= MATERIAL SHOWN =
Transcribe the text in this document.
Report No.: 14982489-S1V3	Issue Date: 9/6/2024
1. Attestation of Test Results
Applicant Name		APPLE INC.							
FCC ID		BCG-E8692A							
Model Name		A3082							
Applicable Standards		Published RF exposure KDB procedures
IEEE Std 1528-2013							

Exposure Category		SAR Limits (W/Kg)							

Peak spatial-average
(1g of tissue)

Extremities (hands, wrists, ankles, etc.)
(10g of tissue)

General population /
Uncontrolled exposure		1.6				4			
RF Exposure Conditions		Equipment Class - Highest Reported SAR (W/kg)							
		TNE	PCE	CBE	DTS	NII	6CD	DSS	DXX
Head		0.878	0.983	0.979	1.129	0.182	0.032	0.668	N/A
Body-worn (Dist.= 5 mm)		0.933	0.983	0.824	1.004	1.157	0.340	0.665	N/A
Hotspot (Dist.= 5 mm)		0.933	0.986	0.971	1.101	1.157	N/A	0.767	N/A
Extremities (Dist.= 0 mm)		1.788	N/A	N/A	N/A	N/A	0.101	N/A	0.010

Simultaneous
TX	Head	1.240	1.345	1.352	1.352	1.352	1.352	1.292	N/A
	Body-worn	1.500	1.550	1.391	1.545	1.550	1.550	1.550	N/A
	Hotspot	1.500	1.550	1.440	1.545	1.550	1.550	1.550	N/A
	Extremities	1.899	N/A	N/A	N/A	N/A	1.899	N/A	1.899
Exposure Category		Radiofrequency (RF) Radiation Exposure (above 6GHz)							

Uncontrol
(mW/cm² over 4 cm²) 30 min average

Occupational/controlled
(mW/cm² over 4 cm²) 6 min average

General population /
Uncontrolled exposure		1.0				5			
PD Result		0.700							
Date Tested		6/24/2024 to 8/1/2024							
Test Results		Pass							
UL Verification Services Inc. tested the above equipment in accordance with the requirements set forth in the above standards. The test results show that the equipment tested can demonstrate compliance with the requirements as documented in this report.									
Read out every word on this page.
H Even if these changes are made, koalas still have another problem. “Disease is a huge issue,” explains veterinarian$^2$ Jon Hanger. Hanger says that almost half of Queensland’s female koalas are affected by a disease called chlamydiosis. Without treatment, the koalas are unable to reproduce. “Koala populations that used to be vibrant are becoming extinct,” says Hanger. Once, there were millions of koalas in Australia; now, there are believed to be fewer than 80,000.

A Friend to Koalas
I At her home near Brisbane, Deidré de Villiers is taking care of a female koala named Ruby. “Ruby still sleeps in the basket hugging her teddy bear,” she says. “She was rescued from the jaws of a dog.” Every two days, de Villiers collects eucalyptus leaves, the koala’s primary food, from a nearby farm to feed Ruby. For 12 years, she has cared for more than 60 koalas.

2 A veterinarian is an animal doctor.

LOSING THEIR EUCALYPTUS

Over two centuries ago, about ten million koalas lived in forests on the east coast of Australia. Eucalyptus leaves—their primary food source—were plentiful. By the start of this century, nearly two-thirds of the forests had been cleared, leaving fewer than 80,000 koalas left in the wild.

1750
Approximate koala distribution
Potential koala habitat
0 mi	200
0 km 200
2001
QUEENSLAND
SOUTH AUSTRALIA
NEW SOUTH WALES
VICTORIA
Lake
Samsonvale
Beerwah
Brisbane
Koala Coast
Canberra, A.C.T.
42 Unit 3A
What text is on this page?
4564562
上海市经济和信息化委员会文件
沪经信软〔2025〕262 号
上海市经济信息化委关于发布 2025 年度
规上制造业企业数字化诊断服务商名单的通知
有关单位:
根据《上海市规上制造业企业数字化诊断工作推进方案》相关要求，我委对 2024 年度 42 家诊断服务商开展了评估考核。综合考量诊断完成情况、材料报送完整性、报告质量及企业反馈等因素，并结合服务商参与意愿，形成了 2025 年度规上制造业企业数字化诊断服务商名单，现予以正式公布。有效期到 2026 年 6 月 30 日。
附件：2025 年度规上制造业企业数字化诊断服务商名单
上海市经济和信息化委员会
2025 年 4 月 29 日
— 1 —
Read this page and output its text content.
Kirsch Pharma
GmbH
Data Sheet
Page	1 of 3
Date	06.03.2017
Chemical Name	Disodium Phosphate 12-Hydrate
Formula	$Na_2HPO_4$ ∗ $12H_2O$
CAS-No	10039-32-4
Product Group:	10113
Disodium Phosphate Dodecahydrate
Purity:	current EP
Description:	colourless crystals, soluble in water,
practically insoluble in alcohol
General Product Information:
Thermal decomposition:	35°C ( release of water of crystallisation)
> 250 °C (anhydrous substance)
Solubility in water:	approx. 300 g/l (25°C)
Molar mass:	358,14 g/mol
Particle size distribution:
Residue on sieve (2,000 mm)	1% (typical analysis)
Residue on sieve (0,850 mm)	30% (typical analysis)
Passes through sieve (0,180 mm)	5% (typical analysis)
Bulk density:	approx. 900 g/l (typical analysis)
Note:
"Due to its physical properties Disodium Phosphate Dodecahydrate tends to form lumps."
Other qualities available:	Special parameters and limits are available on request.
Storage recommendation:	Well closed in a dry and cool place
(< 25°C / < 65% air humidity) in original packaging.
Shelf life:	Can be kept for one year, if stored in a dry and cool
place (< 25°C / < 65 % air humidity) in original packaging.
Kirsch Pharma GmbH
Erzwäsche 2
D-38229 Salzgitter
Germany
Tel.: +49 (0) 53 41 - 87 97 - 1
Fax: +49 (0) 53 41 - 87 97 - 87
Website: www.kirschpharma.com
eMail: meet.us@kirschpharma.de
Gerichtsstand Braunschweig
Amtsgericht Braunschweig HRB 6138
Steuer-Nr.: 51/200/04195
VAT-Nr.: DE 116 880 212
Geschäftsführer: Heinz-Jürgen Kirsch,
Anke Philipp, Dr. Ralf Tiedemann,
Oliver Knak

= INSTRUCTION =
All of the material must be reproduced exactly.

= IN RESPONSE =
Transcribe the text in this document.
Report No.: 14982489-S1V3	Issue Date: 9/6/2024
1. Attestation of Test Results
Applicant Name		APPLE INC.							
FCC ID		BCG-E8692A							
Model Name		A3082							
Applicable Standards		Published RF exposure KDB procedures
IEEE Std 1528-2013							

Exposure Category		SAR Limits (W/Kg)							

Peak spatial-average
(1g of tissue)

Extremities (hands, wrists, ankles, etc.)
(10g of tissue)

General population /
Uncontrolled exposure		1.6				4			
RF Exposure Conditions		Equipment Class - Highest Reported SAR (W/kg)							
		TNE	PCE	CBE	DTS	NII	6CD	DSS	DXX
Head		0.878	0.983	0.979	1.129	0.182	0.032	0.668	N/A
Body-worn (Dist.= 5 mm)		0.933	0.983	0.824	1.004	1.157	0.340	0.665	N/A
Hotspot (Dist.= 5 mm)		0.933	0.986	0.971	1.101	1.157	N/A	0.767	N/A
Extremities (Dist.= 0 mm)		1.788	N/A	N/A	N/A	N/A	0.101	N/A	0.010

Simultaneous
TX	Head	1.240	1.345	1.352	1.352	1.352	1.352	1.292	N/A
	Body-worn	1.500	1.550	1.391	1.545	1.550	1.550	1.550	N/A
	Hotspot	1.500	1.550	1.440	1.545	1.550	1.550	1.550	N/A
	Extremities	1.899	N/A	N/A	N/A	N/A	1.899	N/A	1.899
Exposure Category		Radiofrequency (RF) Radiation Exposure (above 6GHz)							

Uncontrol
(mW/cm² over 4 cm²) 30 min average

Occupational/controlled
(mW/cm² over 4 cm²) 6 min average

General population /
Uncontrolled exposure		1.0				5			
PD Result		0.700							
Date Tested		6/24/2024 to 8/1/2024							
Test Results		Pass							
UL Verification Services Inc. tested the above equipment in accordance with the requirements set forth in the above standards. The test results show that the equipment tested can demonstrate compliance with the requirements as documented in this report.									
Read out every word on this page.
H Even if these changes are made, koalas still have another problem. “Disease is a huge issue,” explains veterinarian$^2$ Jon Hanger. Hanger says that almost half of Queensland’s female koalas are affected by a disease called chlamydiosis. Without treatment, the koalas are unable to reproduce. “Koala populations that used to be vibrant are becoming extinct,” says Hanger. Once, there were millions of koalas in Australia; now, there are believed to be fewer than 80,000.

A Friend to Koalas
I At her home near Brisbane, Deidré de Villiers is taking care of a female koala named Ruby. “Ruby still sleeps in the basket hugging her teddy bear,” she says. “She was rescued from the jaws of a dog.” Every two days, de Villiers collects eucalyptus leaves, the koala’s primary food, from a nearby farm to feed Ruby. For 12 years, she has cared for more than 60 koalas.

2 A veterinarian is an animal doctor.

LOSING THEIR EUCALYPTUS

Over two centuries ago, about ten million koalas lived in forests on the east coast of Australia. Eucalyptus leaves—their primary food source—were plentiful. By the start of this century, nearly two-thirds of the forests had been cleared, leaving fewer than 80,000 koalas left in the wild.

1750
Approximate koala distribution
Potential koala habitat
0 mi	200
0 km 200
2001
QUEENSLAND
SOUTH AUSTRALIA
NEW SOUTH WALES
VICTORIA
Lake
Samsonvale
Beerwah
Brisbane
Koala Coast
Canberra, A.C.T.
42 Unit 3A
What text is on this page?
4564562
上海市经济和信息化委员会文件
沪经信软〔2025〕262 号
上海市经济信息化委关于发布 2025 年度
规上制造业企业数字化诊断服务商名单的通知
有关单位:
根据《上海市规上制造业企业数字化诊断工作推进方案》相关要求，我委对 2024 年度 42 家诊断服务商开展了评估考核。综合考量诊断完成情况、材料报送完整性、报告质量及企业反馈等因素，并结合服务商参与意愿，形成了 2025 年度规上制造业企业数字化诊断服务商名单，现予以正式公布。有效期到 2026 年 6 月 30 日。
附件：2025 年度规上制造业企业数字化诊断服务商名单
上海市经济和信息化委员会
2025 年 4 月 29 日
— 1 —
Read this page and output its text content.
Kirsch Pharma
GmbH
Data Sheet
Page	1 of 3
Date	06.03.2017
Chemical Name	Disodium Phosphate 12-Hydrate
Formula	$Na_2HPO_4$ ∗ $12H_2O$
CAS-No	10039-32-4
Product Group:	10113
Disodium Phosphate Dodecahydrate
Purity:	current EP
Description:	colourless crystals, soluble in water,
practically insoluble in alcohol
General Product Information:
Thermal decomposition:	35°C ( release of water of crystallisation)
> 250 °C (anhydrous substance)
Solubility in water:	approx. 300 g/l (25°C)
Molar mass:	358,14 g/mol
Particle size distribution:
Residue on sieve (2,000 mm)	1% (typical analysis)
Residue on sieve (0,850 mm)	30% (typical analysis)
Passes through sieve (0,180 mm)	5% (typical analysis)
Bulk density:	approx. 900 g/l (typical analysis)
Note:
"Due to its physical properties Disodium Phosphate Dodecahydrate tends to form lumps."
Other qualities available:	Special parameters and limits are available on request.
Storage recommendation:	Well closed in a dry and cool place
(< 25°C / < 65% air humidity) in original packaging.
Shelf life:	Can be kept for one year, if stored in a dry and cool
place (< 25°C / < 65 % air humidity) in original packaging.
Kirsch Pharma GmbH
Erzwäsche 2
D-38229 Salzgitter
Germany
Tel.: +49 (0) 53 41 - 87 97 - 1
Fax: +49 (0) 53 41 - 87 97 - 87
Website: www.kirschpharma.com
eMail: meet.us@kirschpharma.de
Gerichtsstand Braunschweig
Amtsgericht Braunschweig HRB 6138
Steuer-Nr.: 51/200/04195
VAT-Nr.: DE 116 880 212
Geschäftsführer: Heinz-Jürgen Kirsch,
Anke Philipp, Dr. Ralf Tiedemann,
Oliver Knak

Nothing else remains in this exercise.